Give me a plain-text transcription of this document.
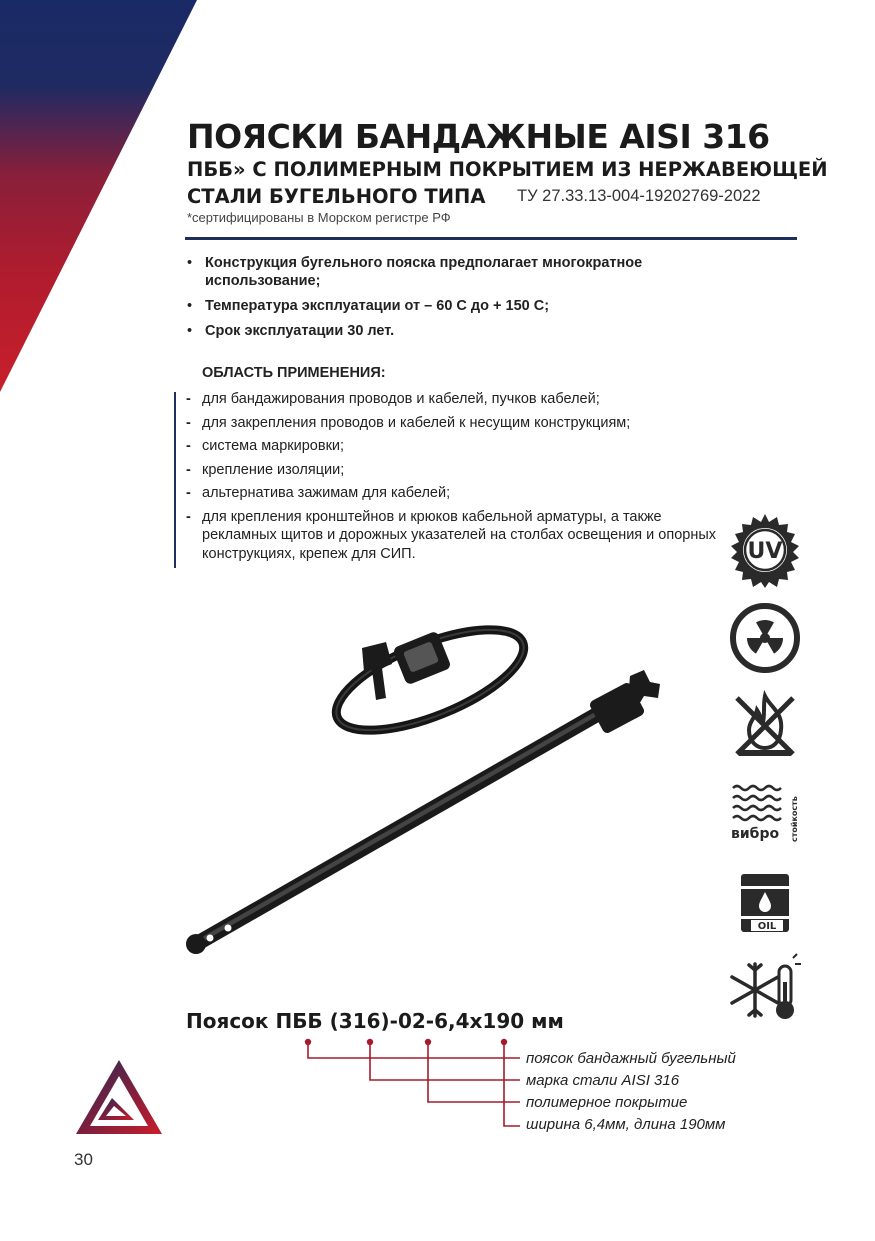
ПОЯСКИ БАНДАЖНЫЕ AISI 316
ПББ» С ПОЛИМЕРНЫМ ПОКРЫТИЕМ ИЗ НЕРЖАВЕЮЩЕЙ
СТАЛИ БУГЕЛЬНОГО ТИПА	ТУ 27.33.13-004-19202769-2022
*сертифицированы в Морском регистре РФ
• Конструкция бугельного пояска предполагает многократное использование;
• Температура эксплуатации от – 60 С до + 150 С;
• Срок эксплуатации 30 лет.
ОБЛАСТЬ ПРИМЕНЕНИЯ:
- для бандажирования проводов и кабелей, пучков кабелей;
- для закрепления проводов и кабелей к несущим конструкциям;
- система маркировки;
- крепление изоляции;
- альтернатива зажимам для кабелей;
- для крепления кронштейнов и крюков кабельной арматуры, а также рекламных щитов и дорожных указателей на столбах освещения и опорных конструкциях, крепеж для СИП.	UV
вибро стойкость
OIL
Поясок ПББ (316)-02-6,4х190 мм
поясок бандажный бугельный
марка стали AISI 316
полимерное покрытие
ширина 6,4мм, длина 190мм
30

- Aim: Each line above is to be copied verbatim. Drop any image from the copy.

- Complete answer:
Give me a plain-text transcription of this document.
ПОЯСКИ БАНДАЖНЫЕ AISI 316
ПББ» С ПОЛИМЕРНЫМ ПОКРЫТИЕМ ИЗ НЕРЖАВЕЮЩЕЙ
СТАЛИ БУГЕЛЬНОГО ТИПА	ТУ 27.33.13-004-19202769-2022
*сертифицированы в Морском регистре РФ
• Конструкция бугельного пояска предполагает многократное использование;
• Температура эксплуатации от – 60 С до + 150 С;
• Срок эксплуатации 30 лет.
ОБЛАСТЬ ПРИМЕНЕНИЯ:
- для бандажирования проводов и кабелей, пучков кабелей;
- для закрепления проводов и кабелей к несущим конструкциям;
- система маркировки;
- крепление изоляции;
- альтернатива зажимам для кабелей;
- для крепления кронштейнов и крюков кабельной арматуры, а также рекламных щитов и дорожных указателей на столбах освещения и опорных конструкциях, крепеж для СИП.	UV
вибро стойкость
OIL
Поясок ПББ (316)-02-6,4х190 мм
поясок бандажный бугельный
марка стали AISI 316
полимерное покрытие
ширина 6,4мм, длина 190мм
30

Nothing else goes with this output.